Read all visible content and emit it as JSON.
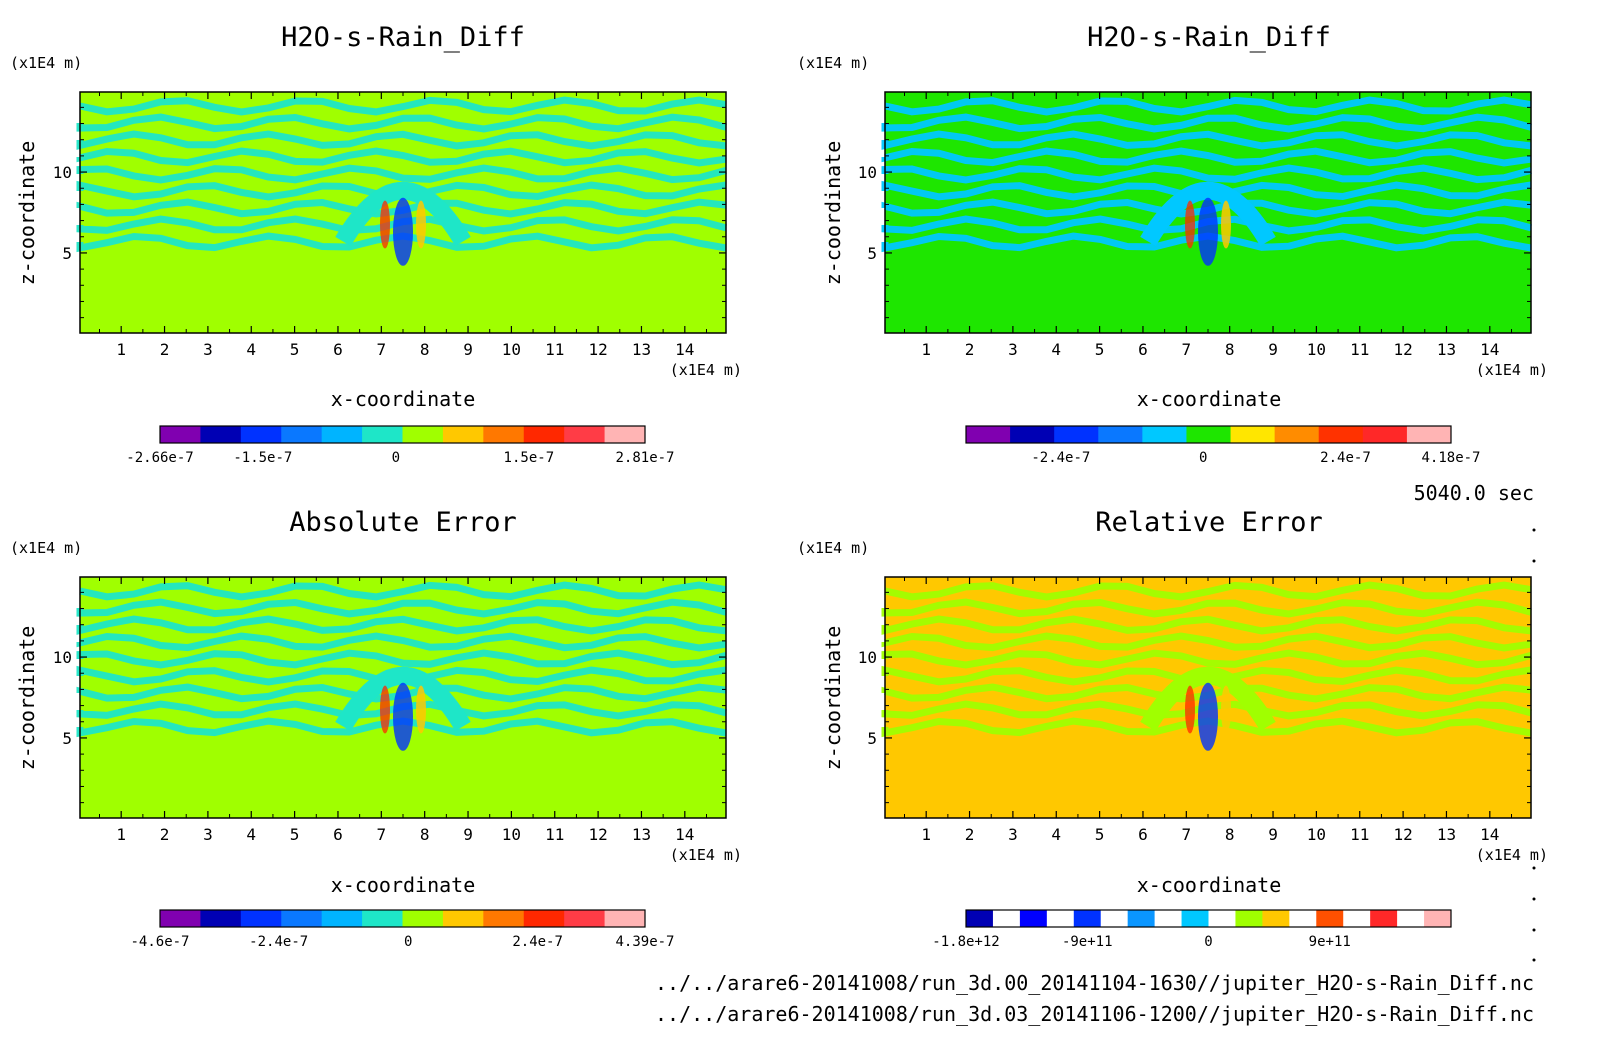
{
  "time_label": "5040.0 sec",
  "file_paths": [
    "../../arare6-20141008/run_3d.00_20141104-1630//jupiter_H2O-s-Rain_Diff.nc",
    "../../arare6-20141008/run_3d.03_20141106-1200//jupiter_H2O-s-Rain_Diff.nc"
  ],
  "chart_data": [
    {
      "type": "heatmap",
      "title": "H2O-s-Rain_Diff",
      "xlabel": "x-coordinate",
      "ylabel": "z-coordinate",
      "x_unit": "(x1E4 m)",
      "y_unit": "(x1E4 m)",
      "xticks": [
        1,
        2,
        3,
        4,
        5,
        6,
        7,
        8,
        9,
        10,
        11,
        12,
        13,
        14
      ],
      "yticks": [
        5,
        10
      ],
      "xlim": [
        0.05,
        14.95
      ],
      "ylim": [
        0.05,
        14.95
      ],
      "colorbar": {
        "colors": [
          "#8000b0",
          "#0000b4",
          "#0032ff",
          "#0a78ff",
          "#00b4ff",
          "#1ee6c8",
          "#a0ff00",
          "#ffc800",
          "#ff7800",
          "#ff2800",
          "#ff3c46",
          "#ffb4b4"
        ],
        "tick_labels": [
          "-2.66e-7",
          "-1.5e-7",
          "0",
          "1.5e-7",
          "2.81e-7"
        ],
        "tick_values": [
          -2.66e-07,
          -1.5e-07,
          0,
          1.5e-07,
          2.81e-07
        ],
        "min": -2.66e-07,
        "max": 2.81e-07
      },
      "background_color": "#a0ff00",
      "pattern_color": "#1ee6c8"
    },
    {
      "type": "heatmap",
      "title": "H2O-s-Rain_Diff",
      "xlabel": "x-coordinate",
      "ylabel": "z-coordinate",
      "x_unit": "(x1E4 m)",
      "y_unit": "(x1E4 m)",
      "xticks": [
        1,
        2,
        3,
        4,
        5,
        6,
        7,
        8,
        9,
        10,
        11,
        12,
        13,
        14
      ],
      "yticks": [
        5,
        10
      ],
      "xlim": [
        0.05,
        14.95
      ],
      "ylim": [
        0.05,
        14.95
      ],
      "colorbar": {
        "colors": [
          "#8000b0",
          "#0000b4",
          "#0032ff",
          "#0a78ff",
          "#00c8ff",
          "#1ee600",
          "#ffe600",
          "#ff8c00",
          "#ff3200",
          "#ff2828",
          "#ffb4b4"
        ],
        "tick_labels": [
          "-2.4e-7",
          "0",
          "2.4e-7",
          "4.18e-7"
        ],
        "tick_values": [
          -2.4e-07,
          0,
          2.4e-07,
          4.18e-07
        ],
        "min": -4e-07,
        "max": 4.18e-07
      },
      "background_color": "#1ee600",
      "pattern_color": "#00c8ff"
    },
    {
      "type": "heatmap",
      "title": "Absolute Error",
      "xlabel": "x-coordinate",
      "ylabel": "z-coordinate",
      "x_unit": "(x1E4 m)",
      "y_unit": "(x1E4 m)",
      "xticks": [
        1,
        2,
        3,
        4,
        5,
        6,
        7,
        8,
        9,
        10,
        11,
        12,
        13,
        14
      ],
      "yticks": [
        5,
        10
      ],
      "xlim": [
        0.05,
        14.95
      ],
      "ylim": [
        0.05,
        14.95
      ],
      "colorbar": {
        "colors": [
          "#8000b0",
          "#0000b4",
          "#0032ff",
          "#0a78ff",
          "#00b4ff",
          "#1ee6c8",
          "#a0ff00",
          "#ffc800",
          "#ff7800",
          "#ff2800",
          "#ff3c46",
          "#ffb4b4"
        ],
        "tick_labels": [
          "-4.6e-7",
          "-2.4e-7",
          "0",
          "2.4e-7",
          "4.39e-7"
        ],
        "tick_values": [
          -4.6e-07,
          -2.4e-07,
          0,
          2.4e-07,
          4.39e-07
        ],
        "min": -4.6e-07,
        "max": 4.39e-07
      },
      "background_color": "#a0ff00",
      "pattern_color": "#1ee6c8"
    },
    {
      "type": "heatmap",
      "title": "Relative Error",
      "xlabel": "x-coordinate",
      "ylabel": "z-coordinate",
      "x_unit": "(x1E4 m)",
      "y_unit": "(x1E4 m)",
      "xticks": [
        1,
        2,
        3,
        4,
        5,
        6,
        7,
        8,
        9,
        10,
        11,
        12,
        13,
        14
      ],
      "yticks": [
        5,
        10
      ],
      "xlim": [
        0.05,
        14.95
      ],
      "ylim": [
        0.05,
        14.95
      ],
      "colorbar": {
        "colors": [
          "#0000b4",
          "#ffffff",
          "#0000ff",
          "#ffffff",
          "#0032ff",
          "#ffffff",
          "#0a96ff",
          "#ffffff",
          "#00c8ff",
          "#ffffff",
          "#a0ff00",
          "#ffc800",
          "#ffffff",
          "#ff5000",
          "#ffffff",
          "#ff2828",
          "#ffffff",
          "#ffb4b4"
        ],
        "tick_labels": [
          "-1.8e+12",
          "-9e+11",
          "0",
          "9e+11"
        ],
        "tick_values": [
          -1800000000000.0,
          -900000000000.0,
          0,
          900000000000.0
        ],
        "min": -1800000000000.0,
        "max": 1800000000000.0
      },
      "background_color": "#ffc800",
      "pattern_color": "#a0ff00"
    }
  ]
}
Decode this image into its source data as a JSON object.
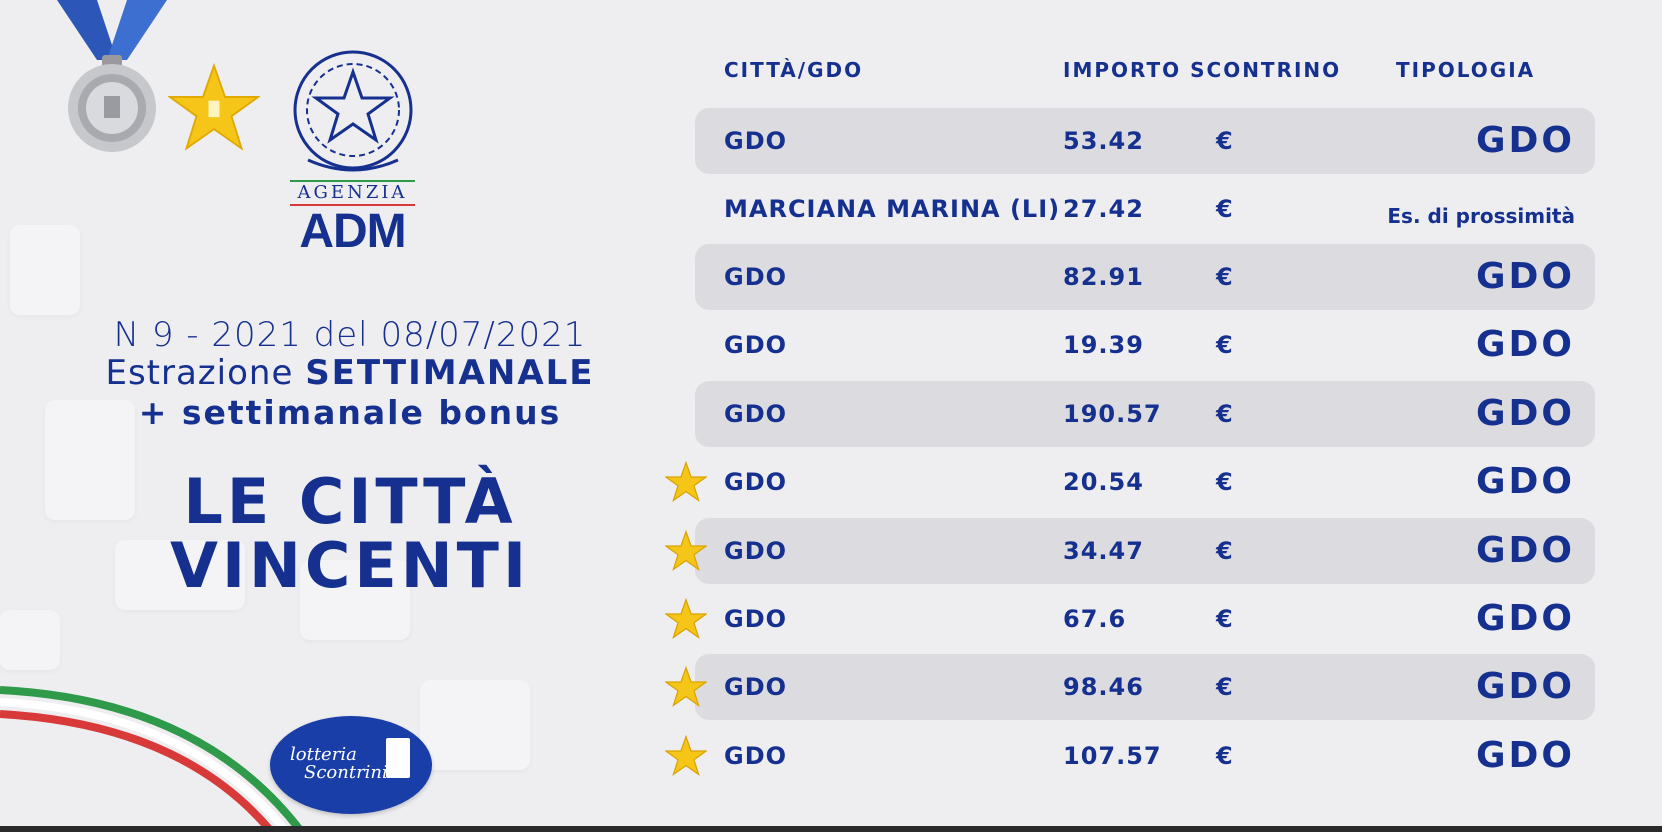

○ ○ ○ ○

Problem to solve: Every record above should come back exactly, but without its pictures.

Task output:
Read all visible content and emit it as JSON.
{
  "time_label": "5040.0 sec",
  "file_paths": [
    "../../arare6-20141008/run_3d.00_20141104-1630//jupiter_H2O-s-Rain_Diff.nc",
    "../../arare6-20141008/run_3d.03_20141106-1200//jupiter_H2O-s-Rain_Diff.nc"
  ],
  "chart_data": [
    {
      "type": "heatmap",
      "title": "H2O-s-Rain_Diff",
      "xlabel": "x-coordinate",
      "ylabel": "z-coordinate",
      "x_unit": "(x1E4 m)",
      "y_unit": "(x1E4 m)",
      "xticks": [
        1,
        2,
        3,
        4,
        5,
        6,
        7,
        8,
        9,
        10,
        11,
        12,
        13,
        14
      ],
      "yticks": [
        5,
        10
      ],
      "xlim": [
        0.05,
        14.95
      ],
      "ylim": [
        0.05,
        14.95
      ],
      "colorbar": {
        "colors": [
          "#8000b0",
          "#0000b4",
          "#0032ff",
          "#0a78ff",
          "#00b4ff",
          "#1ee6c8",
          "#a0ff00",
          "#ffc800",
          "#ff7800",
          "#ff2800",
          "#ff3c46",
          "#ffb4b4"
        ],
        "tick_labels": [
          "-2.66e-7",
          "-1.5e-7",
          "0",
          "1.5e-7",
          "2.81e-7"
        ],
        "tick_values": [
          -2.66e-07,
          -1.5e-07,
          0,
          1.5e-07,
          2.81e-07
        ],
        "min": -2.66e-07,
        "max": 2.81e-07
      },
      "background_color": "#a0ff00",
      "pattern_color": "#1ee6c8"
    },
    {
      "type": "heatmap",
      "title": "H2O-s-Rain_Diff",
      "xlabel": "x-coordinate",
      "ylabel": "z-coordinate",
      "x_unit": "(x1E4 m)",
      "y_unit": "(x1E4 m)",
      "xticks": [
        1,
        2,
        3,
        4,
        5,
        6,
        7,
        8,
        9,
        10,
        11,
        12,
        13,
        14
      ],
      "yticks": [
        5,
        10
      ],
      "xlim": [
        0.05,
        14.95
      ],
      "ylim": [
        0.05,
        14.95
      ],
      "colorbar": {
        "colors": [
          "#8000b0",
          "#0000b4",
          "#0032ff",
          "#0a78ff",
          "#00c8ff",
          "#1ee600",
          "#ffe600",
          "#ff8c00",
          "#ff3200",
          "#ff2828",
          "#ffb4b4"
        ],
        "tick_labels": [
          "-2.4e-7",
          "0",
          "2.4e-7",
          "4.18e-7"
        ],
        "tick_values": [
          -2.4e-07,
          0,
          2.4e-07,
          4.18e-07
        ],
        "min": -4e-07,
        "max": 4.18e-07
      },
      "background_color": "#1ee600",
      "pattern_color": "#00c8ff"
    },
    {
      "type": "heatmap",
      "title": "Absolute Error",
      "xlabel": "x-coordinate",
      "ylabel": "z-coordinate",
      "x_unit": "(x1E4 m)",
      "y_unit": "(x1E4 m)",
      "xticks": [
        1,
        2,
        3,
        4,
        5,
        6,
        7,
        8,
        9,
        10,
        11,
        12,
        13,
        14
      ],
      "yticks": [
        5,
        10
      ],
      "xlim": [
        0.05,
        14.95
      ],
      "ylim": [
        0.05,
        14.95
      ],
      "colorbar": {
        "colors": [
          "#8000b0",
          "#0000b4",
          "#0032ff",
          "#0a78ff",
          "#00b4ff",
          "#1ee6c8",
          "#a0ff00",
          "#ffc800",
          "#ff7800",
          "#ff2800",
          "#ff3c46",
          "#ffb4b4"
        ],
        "tick_labels": [
          "-4.6e-7",
          "-2.4e-7",
          "0",
          "2.4e-7",
          "4.39e-7"
        ],
        "tick_values": [
          -4.6e-07,
          -2.4e-07,
          0,
          2.4e-07,
          4.39e-07
        ],
        "min": -4.6e-07,
        "max": 4.39e-07
      },
      "background_color": "#a0ff00",
      "pattern_color": "#1ee6c8"
    },
    {
      "type": "heatmap",
      "title": "Relative Error",
      "xlabel": "x-coordinate",
      "ylabel": "z-coordinate",
      "x_unit": "(x1E4 m)",
      "y_unit": "(x1E4 m)",
      "xticks": [
        1,
        2,
        3,
        4,
        5,
        6,
        7,
        8,
        9,
        10,
        11,
        12,
        13,
        14
      ],
      "yticks": [
        5,
        10
      ],
      "xlim": [
        0.05,
        14.95
      ],
      "ylim": [
        0.05,
        14.95
      ],
      "colorbar": {
        "colors": [
          "#0000b4",
          "#ffffff",
          "#0000ff",
          "#ffffff",
          "#0032ff",
          "#ffffff",
          "#0a96ff",
          "#ffffff",
          "#00c8ff",
          "#ffffff",
          "#a0ff00",
          "#ffc800",
          "#ffffff",
          "#ff5000",
          "#ffffff",
          "#ff2828",
          "#ffffff",
          "#ffb4b4"
        ],
        "tick_labels": [
          "-1.8e+12",
          "-9e+11",
          "0",
          "9e+11"
        ],
        "tick_values": [
          -1800000000000.0,
          -900000000000.0,
          0,
          900000000000.0
        ],
        "min": -1800000000000.0,
        "max": 1800000000000.0
      },
      "background_color": "#ffc800",
      "pattern_color": "#a0ff00"
    }
  ]
}
Decode this image into its source data as a JSON object.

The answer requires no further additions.